_Aim of the task_:
Leave out the pictures and copy each record below exactly.

Dataset entries on figures:

_____

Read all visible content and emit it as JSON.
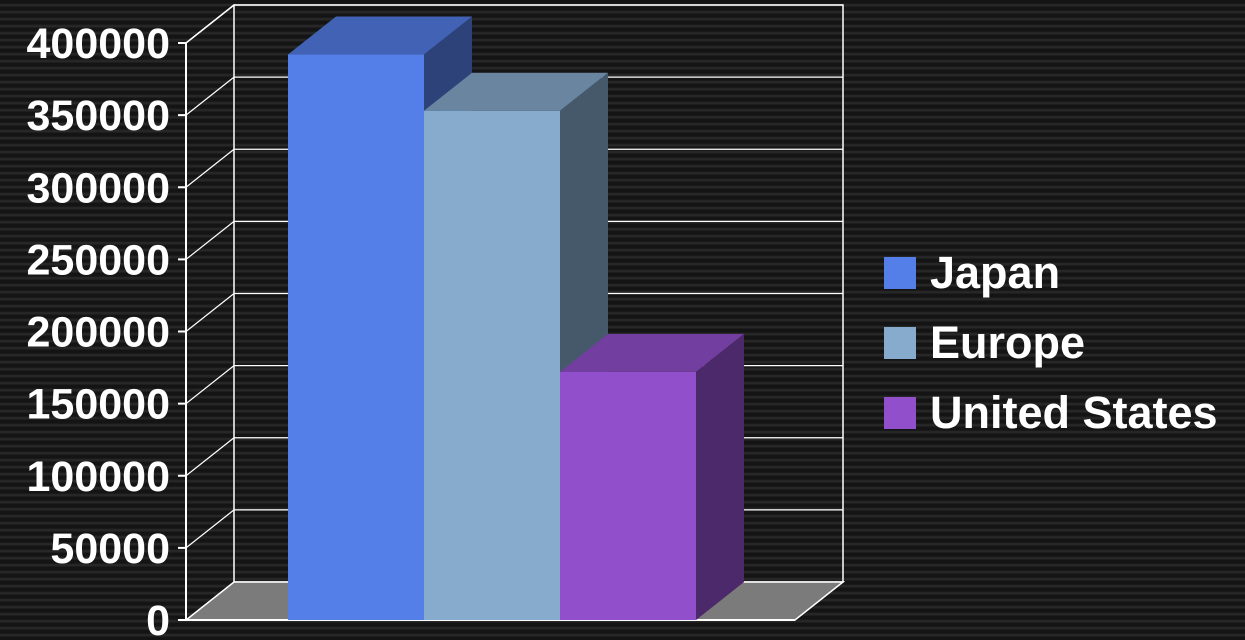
{
  "chart_data": {
    "type": "bar",
    "style": "3d-column",
    "title": "",
    "xlabel": "",
    "ylabel": "",
    "ylim": [
      0,
      400000
    ],
    "yticks": [
      "0",
      "50000",
      "100000",
      "150000",
      "200000",
      "250000",
      "300000",
      "350000",
      "400000"
    ],
    "grid": true,
    "legend_position": "right",
    "series": [
      {
        "name": "Japan",
        "value": 392000,
        "color": "#557fe8"
      },
      {
        "name": "Europe",
        "value": 353000,
        "color": "#86abcd"
      },
      {
        "name": "United States",
        "value": 172000,
        "color": "#924fcc"
      }
    ]
  }
}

_____

_Written response_:
Read all visible content and emit it as JSON.
{
  "chart_data": {
    "type": "bar",
    "style": "3d-column",
    "title": "",
    "xlabel": "",
    "ylabel": "",
    "ylim": [
      0,
      400000
    ],
    "yticks": [
      "0",
      "50000",
      "100000",
      "150000",
      "200000",
      "250000",
      "300000",
      "350000",
      "400000"
    ],
    "grid": true,
    "legend_position": "right",
    "series": [
      {
        "name": "Japan",
        "value": 392000,
        "color": "#557fe8"
      },
      {
        "name": "Europe",
        "value": 353000,
        "color": "#86abcd"
      },
      {
        "name": "United States",
        "value": 172000,
        "color": "#924fcc"
      }
    ]
  }
}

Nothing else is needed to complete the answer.